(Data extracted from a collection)
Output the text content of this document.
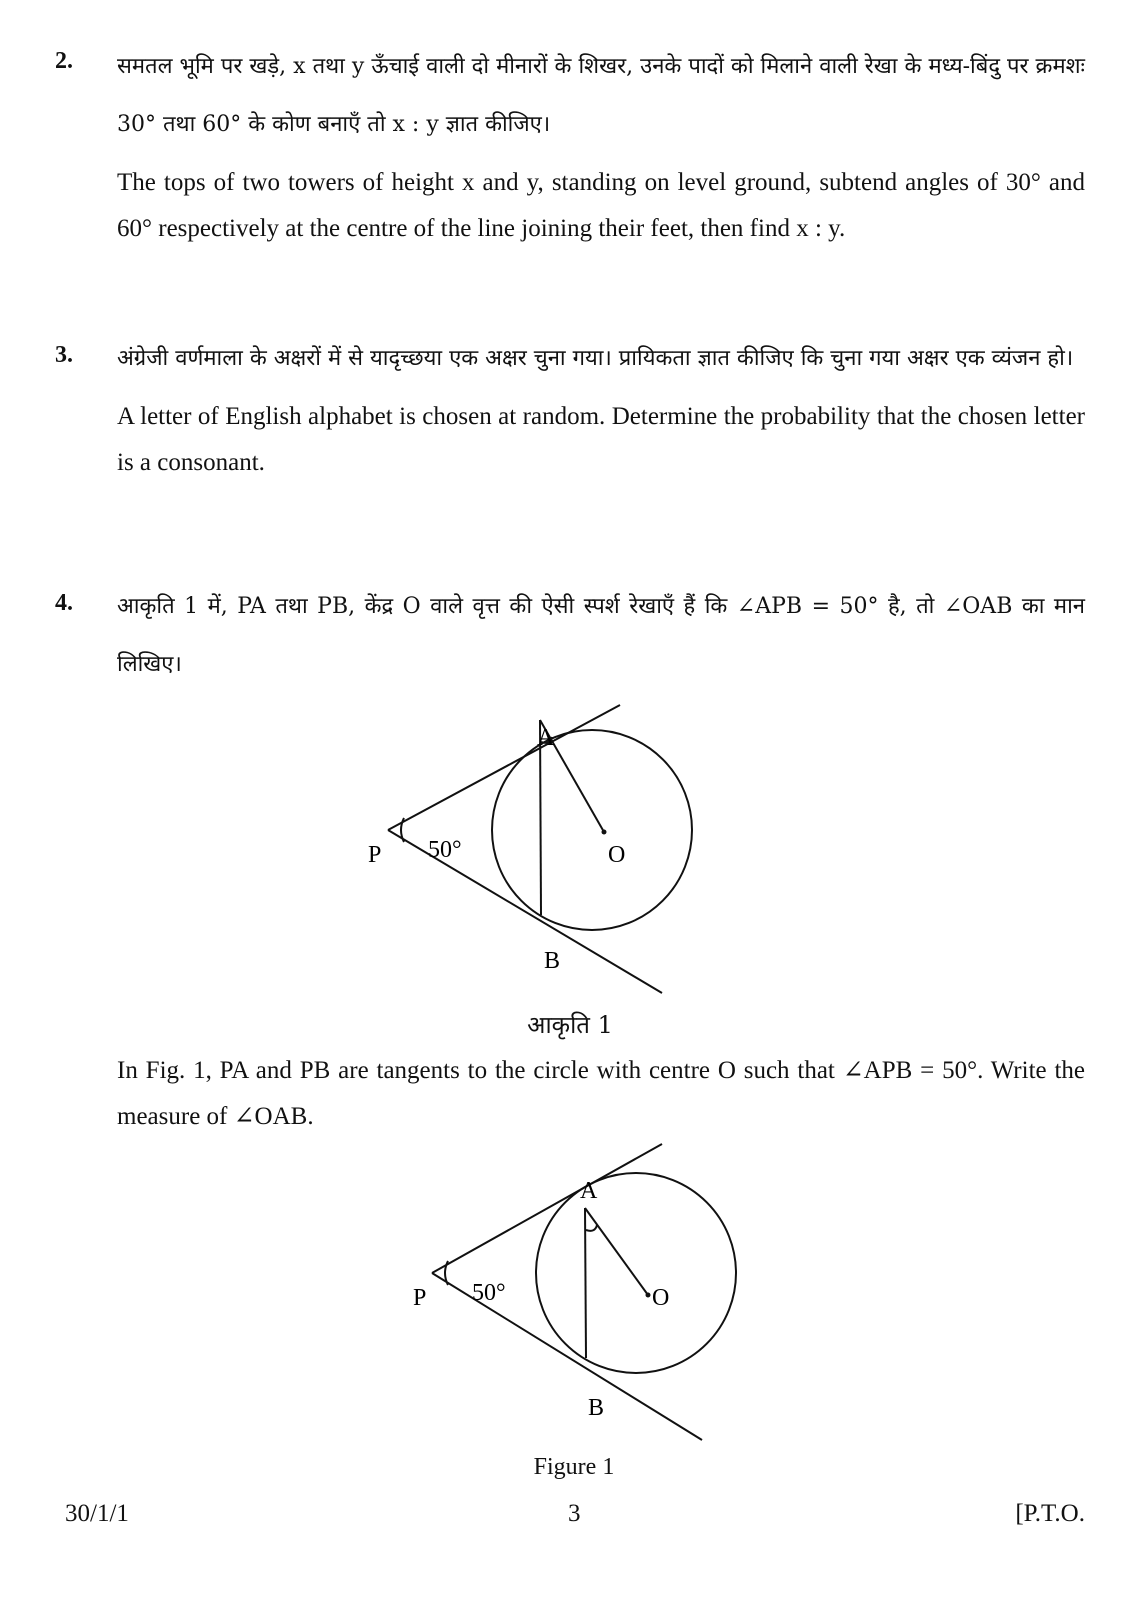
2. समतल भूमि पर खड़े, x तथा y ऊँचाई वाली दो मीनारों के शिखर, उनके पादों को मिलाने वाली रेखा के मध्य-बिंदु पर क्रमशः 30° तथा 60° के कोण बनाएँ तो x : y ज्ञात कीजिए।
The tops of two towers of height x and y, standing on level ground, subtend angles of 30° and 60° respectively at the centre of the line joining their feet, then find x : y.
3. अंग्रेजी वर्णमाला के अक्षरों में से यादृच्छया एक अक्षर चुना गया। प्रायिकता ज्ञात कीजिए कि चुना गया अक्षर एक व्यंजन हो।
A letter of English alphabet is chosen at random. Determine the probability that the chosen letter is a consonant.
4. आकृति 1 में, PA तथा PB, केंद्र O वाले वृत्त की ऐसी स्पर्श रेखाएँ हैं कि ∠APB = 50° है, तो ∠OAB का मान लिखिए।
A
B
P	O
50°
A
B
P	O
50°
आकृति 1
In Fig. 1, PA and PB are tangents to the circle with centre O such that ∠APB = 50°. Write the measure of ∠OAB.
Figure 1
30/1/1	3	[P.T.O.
* * *
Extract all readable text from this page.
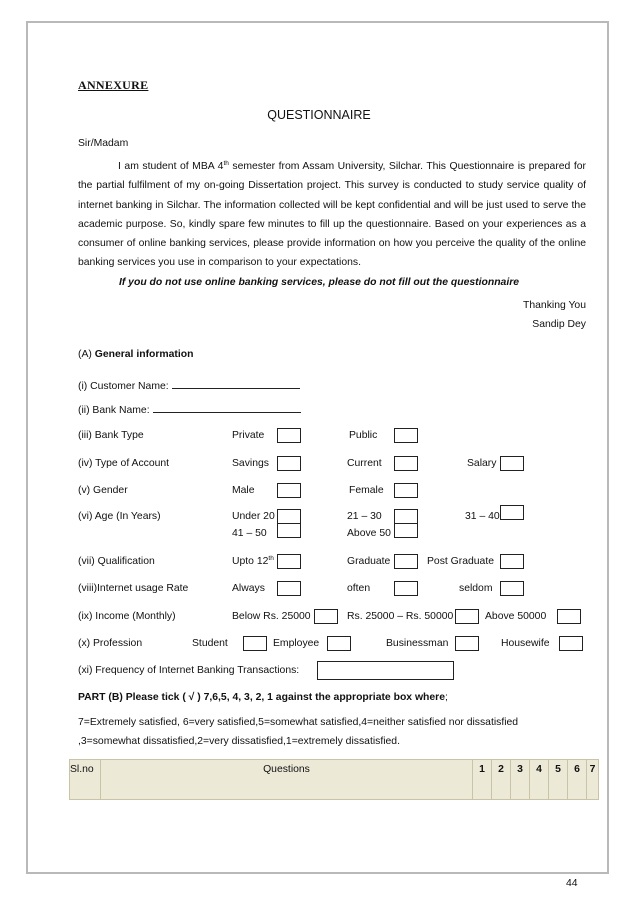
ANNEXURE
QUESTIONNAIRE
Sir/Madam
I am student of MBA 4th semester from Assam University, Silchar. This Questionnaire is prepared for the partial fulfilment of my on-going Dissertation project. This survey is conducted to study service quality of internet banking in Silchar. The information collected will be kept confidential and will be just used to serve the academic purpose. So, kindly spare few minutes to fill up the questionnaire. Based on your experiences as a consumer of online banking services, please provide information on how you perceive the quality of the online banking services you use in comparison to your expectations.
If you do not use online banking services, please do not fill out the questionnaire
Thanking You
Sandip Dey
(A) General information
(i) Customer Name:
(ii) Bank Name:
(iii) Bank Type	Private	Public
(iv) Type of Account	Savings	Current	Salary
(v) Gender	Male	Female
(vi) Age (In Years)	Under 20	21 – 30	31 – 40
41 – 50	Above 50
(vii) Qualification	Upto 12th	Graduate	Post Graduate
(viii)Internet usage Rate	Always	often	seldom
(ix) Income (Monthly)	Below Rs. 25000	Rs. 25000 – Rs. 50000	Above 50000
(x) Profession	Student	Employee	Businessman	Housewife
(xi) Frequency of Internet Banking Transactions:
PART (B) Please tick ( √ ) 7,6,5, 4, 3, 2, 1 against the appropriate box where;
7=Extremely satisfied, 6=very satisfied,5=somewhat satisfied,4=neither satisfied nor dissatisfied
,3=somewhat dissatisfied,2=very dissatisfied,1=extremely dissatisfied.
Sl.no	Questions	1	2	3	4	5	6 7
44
...
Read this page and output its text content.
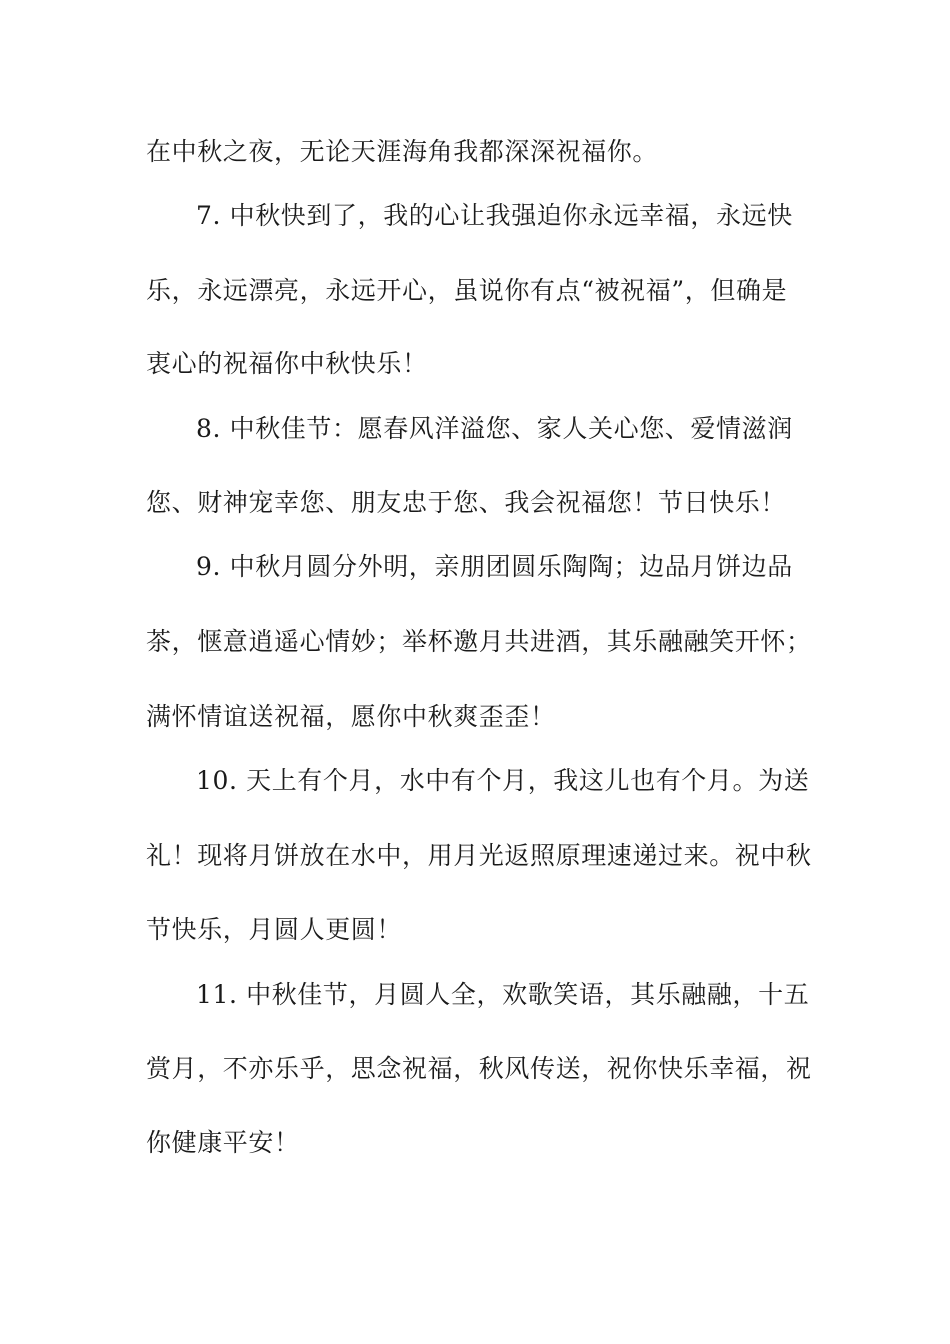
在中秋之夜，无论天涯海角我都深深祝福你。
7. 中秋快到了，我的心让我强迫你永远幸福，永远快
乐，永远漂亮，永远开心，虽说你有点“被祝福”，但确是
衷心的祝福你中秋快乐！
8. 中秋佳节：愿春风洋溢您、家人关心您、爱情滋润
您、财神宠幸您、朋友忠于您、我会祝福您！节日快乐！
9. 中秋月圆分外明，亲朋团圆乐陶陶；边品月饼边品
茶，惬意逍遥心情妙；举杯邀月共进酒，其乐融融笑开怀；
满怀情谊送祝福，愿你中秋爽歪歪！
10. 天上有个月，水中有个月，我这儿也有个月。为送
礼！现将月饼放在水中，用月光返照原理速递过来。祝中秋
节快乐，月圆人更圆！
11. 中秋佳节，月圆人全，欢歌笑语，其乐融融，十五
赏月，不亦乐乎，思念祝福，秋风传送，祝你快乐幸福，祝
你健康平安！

> Set exercise:
Pick out every line with the string "dissatisfied" and copy it.

> Result of the exercise:
7=Extremely satisfied, 6=very satisfied,5=somewhat satisfied,4=neither satisfied nor dissatisfied
,3=somewhat dissatisfied,2=very dissatisfied,1=extremely dissatisfied.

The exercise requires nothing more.